==== Source data
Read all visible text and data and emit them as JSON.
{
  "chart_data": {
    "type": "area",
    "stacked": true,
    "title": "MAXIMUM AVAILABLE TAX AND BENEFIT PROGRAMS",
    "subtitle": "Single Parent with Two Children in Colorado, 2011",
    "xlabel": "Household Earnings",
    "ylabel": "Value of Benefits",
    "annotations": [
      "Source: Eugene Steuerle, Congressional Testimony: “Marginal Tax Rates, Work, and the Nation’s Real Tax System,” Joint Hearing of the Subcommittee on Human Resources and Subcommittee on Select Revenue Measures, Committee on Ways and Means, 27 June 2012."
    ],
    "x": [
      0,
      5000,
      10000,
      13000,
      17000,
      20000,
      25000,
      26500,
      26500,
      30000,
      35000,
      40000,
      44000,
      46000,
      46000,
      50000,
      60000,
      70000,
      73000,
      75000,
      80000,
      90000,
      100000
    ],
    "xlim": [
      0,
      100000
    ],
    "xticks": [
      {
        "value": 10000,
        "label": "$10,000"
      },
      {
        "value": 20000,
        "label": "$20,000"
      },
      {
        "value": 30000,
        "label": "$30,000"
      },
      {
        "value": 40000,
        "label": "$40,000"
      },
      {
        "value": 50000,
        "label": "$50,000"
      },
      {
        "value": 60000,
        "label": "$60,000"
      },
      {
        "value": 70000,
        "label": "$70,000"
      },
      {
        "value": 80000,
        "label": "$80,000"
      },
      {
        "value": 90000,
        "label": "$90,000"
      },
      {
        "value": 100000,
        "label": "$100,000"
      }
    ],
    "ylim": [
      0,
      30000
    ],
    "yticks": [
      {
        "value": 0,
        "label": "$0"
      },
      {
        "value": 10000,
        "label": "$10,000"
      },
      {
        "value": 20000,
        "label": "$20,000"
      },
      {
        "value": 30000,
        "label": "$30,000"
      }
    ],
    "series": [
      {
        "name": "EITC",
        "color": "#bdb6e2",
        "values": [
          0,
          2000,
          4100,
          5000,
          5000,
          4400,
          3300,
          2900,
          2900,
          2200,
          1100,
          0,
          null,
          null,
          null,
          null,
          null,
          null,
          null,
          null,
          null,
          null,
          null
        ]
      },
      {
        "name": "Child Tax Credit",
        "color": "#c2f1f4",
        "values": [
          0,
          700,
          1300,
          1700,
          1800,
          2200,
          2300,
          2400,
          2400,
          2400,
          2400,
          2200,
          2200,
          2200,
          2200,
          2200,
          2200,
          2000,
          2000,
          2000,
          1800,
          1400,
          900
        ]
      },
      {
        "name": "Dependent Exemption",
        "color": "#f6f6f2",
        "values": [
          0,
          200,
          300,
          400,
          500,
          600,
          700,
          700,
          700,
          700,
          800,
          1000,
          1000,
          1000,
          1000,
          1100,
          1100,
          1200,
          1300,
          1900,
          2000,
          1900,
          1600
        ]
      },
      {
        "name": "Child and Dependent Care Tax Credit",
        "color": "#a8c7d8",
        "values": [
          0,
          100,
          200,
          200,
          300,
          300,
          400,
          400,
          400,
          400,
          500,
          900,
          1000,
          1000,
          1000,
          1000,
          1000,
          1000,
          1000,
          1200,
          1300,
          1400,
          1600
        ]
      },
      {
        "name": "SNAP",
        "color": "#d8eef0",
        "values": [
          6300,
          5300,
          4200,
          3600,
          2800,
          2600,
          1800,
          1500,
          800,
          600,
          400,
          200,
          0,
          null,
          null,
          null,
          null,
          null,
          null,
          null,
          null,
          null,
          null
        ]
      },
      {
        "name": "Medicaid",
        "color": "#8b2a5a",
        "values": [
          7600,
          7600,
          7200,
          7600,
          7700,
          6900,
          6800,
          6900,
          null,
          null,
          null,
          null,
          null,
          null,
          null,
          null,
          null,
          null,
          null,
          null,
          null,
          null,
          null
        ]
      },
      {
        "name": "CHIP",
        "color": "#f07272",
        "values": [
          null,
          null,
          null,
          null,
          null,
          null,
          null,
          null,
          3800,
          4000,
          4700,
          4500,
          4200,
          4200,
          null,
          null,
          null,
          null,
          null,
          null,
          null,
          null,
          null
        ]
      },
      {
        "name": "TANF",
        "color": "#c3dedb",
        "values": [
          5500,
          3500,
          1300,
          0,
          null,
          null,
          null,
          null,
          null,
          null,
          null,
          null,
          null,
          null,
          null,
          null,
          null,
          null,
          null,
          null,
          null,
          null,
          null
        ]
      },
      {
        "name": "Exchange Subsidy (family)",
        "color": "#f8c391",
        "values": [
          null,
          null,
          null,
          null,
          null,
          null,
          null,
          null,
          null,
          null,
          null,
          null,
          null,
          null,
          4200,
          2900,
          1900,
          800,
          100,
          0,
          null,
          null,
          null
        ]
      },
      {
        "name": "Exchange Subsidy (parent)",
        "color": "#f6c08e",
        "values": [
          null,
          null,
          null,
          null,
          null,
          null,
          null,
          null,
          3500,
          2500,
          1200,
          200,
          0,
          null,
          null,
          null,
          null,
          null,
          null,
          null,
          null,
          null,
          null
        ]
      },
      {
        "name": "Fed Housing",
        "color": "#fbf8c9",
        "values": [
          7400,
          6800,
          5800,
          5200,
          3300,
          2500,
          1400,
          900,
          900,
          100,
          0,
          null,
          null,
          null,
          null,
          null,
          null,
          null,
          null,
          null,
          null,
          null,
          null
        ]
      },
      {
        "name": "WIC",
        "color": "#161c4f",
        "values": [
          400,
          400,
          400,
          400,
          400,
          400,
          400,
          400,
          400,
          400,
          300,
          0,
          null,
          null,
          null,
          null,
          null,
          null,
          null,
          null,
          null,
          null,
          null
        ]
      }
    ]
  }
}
========
==== Source data
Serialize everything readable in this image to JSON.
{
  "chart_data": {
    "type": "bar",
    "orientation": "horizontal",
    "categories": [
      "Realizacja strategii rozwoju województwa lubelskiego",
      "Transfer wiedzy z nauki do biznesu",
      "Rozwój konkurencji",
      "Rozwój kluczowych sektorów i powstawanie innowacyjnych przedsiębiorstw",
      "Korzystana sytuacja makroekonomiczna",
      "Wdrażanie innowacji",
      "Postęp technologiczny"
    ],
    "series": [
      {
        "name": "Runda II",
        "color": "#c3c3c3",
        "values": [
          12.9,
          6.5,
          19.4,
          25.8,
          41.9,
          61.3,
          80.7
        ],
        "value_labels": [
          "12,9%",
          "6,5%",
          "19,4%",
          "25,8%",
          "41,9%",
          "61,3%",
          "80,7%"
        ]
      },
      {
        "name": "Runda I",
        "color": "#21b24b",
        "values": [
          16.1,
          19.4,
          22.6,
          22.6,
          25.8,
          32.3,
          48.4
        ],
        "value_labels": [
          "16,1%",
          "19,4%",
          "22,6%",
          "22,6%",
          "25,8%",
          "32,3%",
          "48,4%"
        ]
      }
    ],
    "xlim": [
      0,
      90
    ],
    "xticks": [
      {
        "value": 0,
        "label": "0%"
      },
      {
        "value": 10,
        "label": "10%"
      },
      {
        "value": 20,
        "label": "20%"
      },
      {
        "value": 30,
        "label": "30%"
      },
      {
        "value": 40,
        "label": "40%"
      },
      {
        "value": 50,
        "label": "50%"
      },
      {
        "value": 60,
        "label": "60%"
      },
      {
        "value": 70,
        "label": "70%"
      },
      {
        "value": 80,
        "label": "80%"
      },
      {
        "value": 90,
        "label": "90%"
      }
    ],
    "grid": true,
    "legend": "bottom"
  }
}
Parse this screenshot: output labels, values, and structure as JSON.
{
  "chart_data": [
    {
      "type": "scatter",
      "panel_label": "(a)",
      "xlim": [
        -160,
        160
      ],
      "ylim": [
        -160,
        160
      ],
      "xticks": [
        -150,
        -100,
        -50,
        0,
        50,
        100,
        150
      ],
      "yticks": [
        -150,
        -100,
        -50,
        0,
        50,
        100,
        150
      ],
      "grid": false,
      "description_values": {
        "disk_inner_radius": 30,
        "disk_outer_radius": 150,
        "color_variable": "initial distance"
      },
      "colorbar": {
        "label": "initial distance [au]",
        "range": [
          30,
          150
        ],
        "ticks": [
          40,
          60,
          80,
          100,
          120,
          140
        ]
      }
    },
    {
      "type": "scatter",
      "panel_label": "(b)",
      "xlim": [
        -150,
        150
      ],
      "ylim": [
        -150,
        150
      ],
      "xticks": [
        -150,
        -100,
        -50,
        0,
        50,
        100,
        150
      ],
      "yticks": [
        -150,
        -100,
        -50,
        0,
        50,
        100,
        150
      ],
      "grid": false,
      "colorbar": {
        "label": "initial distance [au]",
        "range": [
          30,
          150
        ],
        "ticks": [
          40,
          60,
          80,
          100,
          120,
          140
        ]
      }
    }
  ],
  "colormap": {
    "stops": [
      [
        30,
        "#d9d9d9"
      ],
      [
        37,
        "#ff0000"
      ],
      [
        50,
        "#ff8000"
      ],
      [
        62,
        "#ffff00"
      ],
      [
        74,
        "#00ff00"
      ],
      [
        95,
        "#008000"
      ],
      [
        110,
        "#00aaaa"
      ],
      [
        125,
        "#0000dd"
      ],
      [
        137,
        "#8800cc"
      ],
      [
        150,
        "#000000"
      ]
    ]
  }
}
========
(Exercise): Pull out all lines containing the word "Subsidy" from the entries above.

(Response to the exercise):
        "name": "Exchange Subsidy (family)",
        "name": "Exchange Subsidy (parent)",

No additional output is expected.